> [WRITTEN EXERCISE 1]:
Decide whether each statement, (a) to (c), agrees with the text on e-mail metadata below. Answer yes or no for each, and quote the deciding words of the text exactly.
(a) The era of E-mail clients will soon be over on the desktop.
(b) On a mobile, people want one big application that does all this.
(c) Something must communicate with the IMAP server whenever needed.
> [WRITTEN EXERCISE 2]:
Answer each question using the text on e-mail metadata below. Mark your answers (a), (b), (c).
(a) Besides the era of E-mail clients, what other era does the text say will be over?
(b) What does the text say we want to see when we select a contact?
(c) In what form does the text suggest applications might get a MIME part of an E-mail?

> [GIVEN TEXT]:
E-mail metadata, “E-mail as a (desktop) service”

Not on the desktop but on mobiles I think the era of E-mail clients will soon be over. Just like the era of filemanagers will be over. A person who’s using a mobile or a phone doesn’t really want to start and stop applications. Those users don’t start and stop applications to receive phonecalls and text messages. Why would they want to start and stop E-mail clients?

Not only that. People also want their text messages, E-mails, history of calls, meetings, contacts and photos to be integrated.

When we search for a meeting, we want to find the photos we took at that meeting. We also want to find the contacts that were at that meeting. We want to find the invitation E-mail and all the replies to the invitation. And when we select a contact, we want to see a tree of E-mail discussions that we once had with the contact.

On a mobile we don’t want one big application that does all this. Instead we want all applications to integrate with all this information. And we want it to be very easy for application developers to integrate with this system. An application framework.

This will be the purpose of Tracker on mobiles.

This means that the concept of an E-mail client will eventually be moved to the background of the mobile device. E-mail must just be there, not started. Something must communicate with the IMAP server whenever needed. Meanwhile all applications on the mobile need to have easy access to the metadata of the E-mails. It must be easy for them to get a MIME part of an E-mail, perhaps as a InputStream?

(Extracted records)
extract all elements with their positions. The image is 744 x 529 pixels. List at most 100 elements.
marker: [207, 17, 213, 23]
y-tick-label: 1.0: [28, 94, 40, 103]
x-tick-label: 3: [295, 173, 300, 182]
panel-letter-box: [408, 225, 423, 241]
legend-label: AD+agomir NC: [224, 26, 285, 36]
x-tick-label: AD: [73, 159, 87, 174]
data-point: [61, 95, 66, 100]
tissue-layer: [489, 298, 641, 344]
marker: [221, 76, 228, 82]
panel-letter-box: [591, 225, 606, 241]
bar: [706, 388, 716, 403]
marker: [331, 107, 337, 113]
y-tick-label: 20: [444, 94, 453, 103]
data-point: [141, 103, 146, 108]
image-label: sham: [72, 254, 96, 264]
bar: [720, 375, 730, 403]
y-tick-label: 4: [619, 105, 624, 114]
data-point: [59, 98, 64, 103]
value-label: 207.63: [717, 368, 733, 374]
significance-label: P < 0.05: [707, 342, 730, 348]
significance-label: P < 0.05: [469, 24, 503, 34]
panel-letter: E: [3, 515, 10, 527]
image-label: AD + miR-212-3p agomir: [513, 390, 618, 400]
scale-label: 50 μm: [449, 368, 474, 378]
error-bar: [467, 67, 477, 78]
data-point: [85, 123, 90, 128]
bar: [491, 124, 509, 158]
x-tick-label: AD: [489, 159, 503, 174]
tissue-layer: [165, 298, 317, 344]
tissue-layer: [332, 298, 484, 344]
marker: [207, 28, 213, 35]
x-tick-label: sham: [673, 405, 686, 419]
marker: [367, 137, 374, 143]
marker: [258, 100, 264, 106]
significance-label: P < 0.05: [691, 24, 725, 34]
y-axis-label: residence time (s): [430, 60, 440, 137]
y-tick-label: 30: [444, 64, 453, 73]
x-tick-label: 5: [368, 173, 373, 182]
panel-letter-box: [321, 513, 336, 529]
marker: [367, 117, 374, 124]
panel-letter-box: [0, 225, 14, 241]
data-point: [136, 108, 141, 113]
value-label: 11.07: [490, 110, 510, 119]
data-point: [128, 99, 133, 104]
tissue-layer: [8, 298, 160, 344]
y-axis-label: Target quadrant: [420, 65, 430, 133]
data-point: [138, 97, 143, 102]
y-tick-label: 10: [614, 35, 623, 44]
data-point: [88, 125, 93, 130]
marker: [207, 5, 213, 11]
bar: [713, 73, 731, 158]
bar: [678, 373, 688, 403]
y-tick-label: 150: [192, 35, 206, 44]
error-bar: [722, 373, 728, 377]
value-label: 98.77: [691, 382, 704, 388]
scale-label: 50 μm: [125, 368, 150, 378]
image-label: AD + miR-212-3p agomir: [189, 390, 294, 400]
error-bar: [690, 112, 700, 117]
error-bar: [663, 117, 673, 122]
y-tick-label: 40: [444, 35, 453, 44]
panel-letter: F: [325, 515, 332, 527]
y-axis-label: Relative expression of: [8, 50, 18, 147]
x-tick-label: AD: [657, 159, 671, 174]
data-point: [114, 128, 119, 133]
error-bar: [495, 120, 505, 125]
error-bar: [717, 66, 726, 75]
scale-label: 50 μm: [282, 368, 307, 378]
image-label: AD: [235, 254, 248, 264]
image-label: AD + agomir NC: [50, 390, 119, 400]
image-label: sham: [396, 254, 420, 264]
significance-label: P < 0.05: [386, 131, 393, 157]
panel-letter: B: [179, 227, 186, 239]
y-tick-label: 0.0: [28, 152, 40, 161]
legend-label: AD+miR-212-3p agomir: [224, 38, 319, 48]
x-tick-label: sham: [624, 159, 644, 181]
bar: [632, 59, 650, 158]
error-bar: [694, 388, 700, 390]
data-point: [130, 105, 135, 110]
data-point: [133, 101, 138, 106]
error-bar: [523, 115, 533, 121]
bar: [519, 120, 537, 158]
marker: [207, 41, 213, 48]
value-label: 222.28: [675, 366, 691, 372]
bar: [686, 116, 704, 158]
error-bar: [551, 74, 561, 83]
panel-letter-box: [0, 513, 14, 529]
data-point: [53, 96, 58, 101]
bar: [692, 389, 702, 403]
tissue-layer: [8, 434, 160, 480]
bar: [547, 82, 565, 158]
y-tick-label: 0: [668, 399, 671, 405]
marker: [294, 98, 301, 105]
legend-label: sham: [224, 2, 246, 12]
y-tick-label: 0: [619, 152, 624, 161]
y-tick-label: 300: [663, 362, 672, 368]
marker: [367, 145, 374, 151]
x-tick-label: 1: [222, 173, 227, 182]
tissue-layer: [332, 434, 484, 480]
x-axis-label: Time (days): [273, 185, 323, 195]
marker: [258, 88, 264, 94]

> [WORKED SOLUTION 1]:
(a) No: "Not on the desktop but on mobiles I think the era of E-mail clients will soon be over."
(b) No: "On a mobile we don’t want one big application that does all this."
(c) Yes: "Something must communicate with the IMAP server whenever needed."

> [WORKED SOLUTION 2]:
(a) The era of filemanagers.
(b) A tree of E-mail discussions that we once had with the contact.
(c) Perhaps as an InputStream.